### Supplied passage

Abnormal vertebral geometry is quantitated by identifying the four corners of each vertebral body and the mid-points of the end plates and then determining the distances between these six points. The anterior, posterior and mid-point heights, the lower vertebral length and the vertebral height ratios are calculated. The concavity index is determined by calculating the average ratio between the mid-point height and the posterior height for each of the first four lumbar vertebrae (L1–L4). In general, the less tall and the more concave the vertebrae the worse its vertebral shape. The monitoring of paediatric compression fractures by this method is well established and it commonly forms part of annual screening protocols [24].


Dual-Energy X-Ray Absorptiometry


Dual-energy X-ray absorptiometry (DXA) is the most widely used method for assessing bone health in children due to its availability, speed, low cost, non-invasive nature and low radiation dose, and is currently considered to be the “gold standard” for bone densitometry. Nevertheless, to prevent incorrect interpretation there are a number of important issues that must be considered when DXA is used for diagnostic or monitoring purposes. These are discussed in detail below.

A DXA system consists of a scanning X-ray source, an X-ray detector that records absorption at both high and low energy X-rays and a computer system to analyse this data. DXA analysis makes the assumption that the body is divided into two tissue compartments; bone and non-bone. The high and low energy X-rays are differentially absorbed by these two compartments allowing the conversion of the absorption data into mass values for bone and non-bone. This can be done for the whole body or for selected regions such as the lumbar spine, proximal femur or distal radius. DXA can also be utilised for the assessment of other tissues of differing densities, such as lean body mass and fat mass, thus providing important information about body composition.

### Directions for this task
Write out the part of the passage on vertebral geometry and DXA from "Abnormal vertebral geometry" to "screening protocols [24].". The records that come next have no connection to the passage on vertebral geometry and DXA.

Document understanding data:
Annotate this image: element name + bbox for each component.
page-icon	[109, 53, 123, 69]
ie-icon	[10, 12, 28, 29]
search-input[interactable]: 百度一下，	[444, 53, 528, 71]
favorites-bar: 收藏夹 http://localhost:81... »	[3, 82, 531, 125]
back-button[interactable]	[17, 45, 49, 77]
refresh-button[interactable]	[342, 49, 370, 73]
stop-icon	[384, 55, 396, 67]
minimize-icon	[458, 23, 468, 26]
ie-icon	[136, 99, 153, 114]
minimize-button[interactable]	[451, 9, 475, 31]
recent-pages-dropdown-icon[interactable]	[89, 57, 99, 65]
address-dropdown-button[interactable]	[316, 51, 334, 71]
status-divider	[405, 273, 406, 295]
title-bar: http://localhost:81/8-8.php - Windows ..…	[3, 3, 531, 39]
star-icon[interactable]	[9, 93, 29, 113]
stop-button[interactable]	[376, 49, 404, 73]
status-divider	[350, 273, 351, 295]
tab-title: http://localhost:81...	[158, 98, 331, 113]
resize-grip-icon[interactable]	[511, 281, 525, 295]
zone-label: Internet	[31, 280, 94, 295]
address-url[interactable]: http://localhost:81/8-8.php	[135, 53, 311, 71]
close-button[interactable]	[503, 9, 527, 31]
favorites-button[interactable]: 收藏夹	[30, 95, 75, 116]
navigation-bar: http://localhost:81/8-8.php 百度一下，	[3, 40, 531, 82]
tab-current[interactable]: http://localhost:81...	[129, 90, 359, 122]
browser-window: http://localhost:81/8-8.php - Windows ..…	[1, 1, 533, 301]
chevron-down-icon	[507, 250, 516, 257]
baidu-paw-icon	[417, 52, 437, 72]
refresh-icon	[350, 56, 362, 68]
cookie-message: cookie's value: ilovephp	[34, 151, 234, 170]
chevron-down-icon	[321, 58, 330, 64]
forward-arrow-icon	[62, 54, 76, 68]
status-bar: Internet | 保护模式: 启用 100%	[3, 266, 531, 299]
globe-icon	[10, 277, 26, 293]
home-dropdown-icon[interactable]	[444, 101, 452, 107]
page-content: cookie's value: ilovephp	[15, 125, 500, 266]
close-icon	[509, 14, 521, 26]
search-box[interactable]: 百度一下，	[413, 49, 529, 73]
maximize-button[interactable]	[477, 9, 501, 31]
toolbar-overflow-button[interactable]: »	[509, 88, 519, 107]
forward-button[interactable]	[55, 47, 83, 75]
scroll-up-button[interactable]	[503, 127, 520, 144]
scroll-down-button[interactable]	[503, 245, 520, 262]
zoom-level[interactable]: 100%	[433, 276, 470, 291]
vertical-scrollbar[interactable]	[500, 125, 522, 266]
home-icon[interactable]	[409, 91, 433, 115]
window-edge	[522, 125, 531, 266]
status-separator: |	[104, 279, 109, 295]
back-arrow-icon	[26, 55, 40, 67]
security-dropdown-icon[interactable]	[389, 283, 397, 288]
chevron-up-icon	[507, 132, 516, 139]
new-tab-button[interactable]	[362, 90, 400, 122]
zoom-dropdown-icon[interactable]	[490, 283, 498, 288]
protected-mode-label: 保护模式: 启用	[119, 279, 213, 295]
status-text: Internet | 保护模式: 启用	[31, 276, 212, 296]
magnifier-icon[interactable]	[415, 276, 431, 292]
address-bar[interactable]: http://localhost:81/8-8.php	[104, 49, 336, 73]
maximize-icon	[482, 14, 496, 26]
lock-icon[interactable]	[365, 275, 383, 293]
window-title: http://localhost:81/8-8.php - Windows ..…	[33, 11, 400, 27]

### Final answer
Abnormal vertebral geometry is quantitated by identifying the four corners of each vertebral body and the mid-points of the end plates and then determining the distances between these six points. The anterior, posterior and mid-point heights, the lower vertebral length and the vertebral height ratios are calculated. The concavity index is determined by calculating the average ratio between the mid-point height and the posterior height for each of the first four lumbar vertebrae (L1–L4). In general, the less tall and the more concave the vertebrae the worse its vertebral shape. The monitoring of paediatric compression fractures by this method is well established and it commonly forms part of annual screening protocols [24].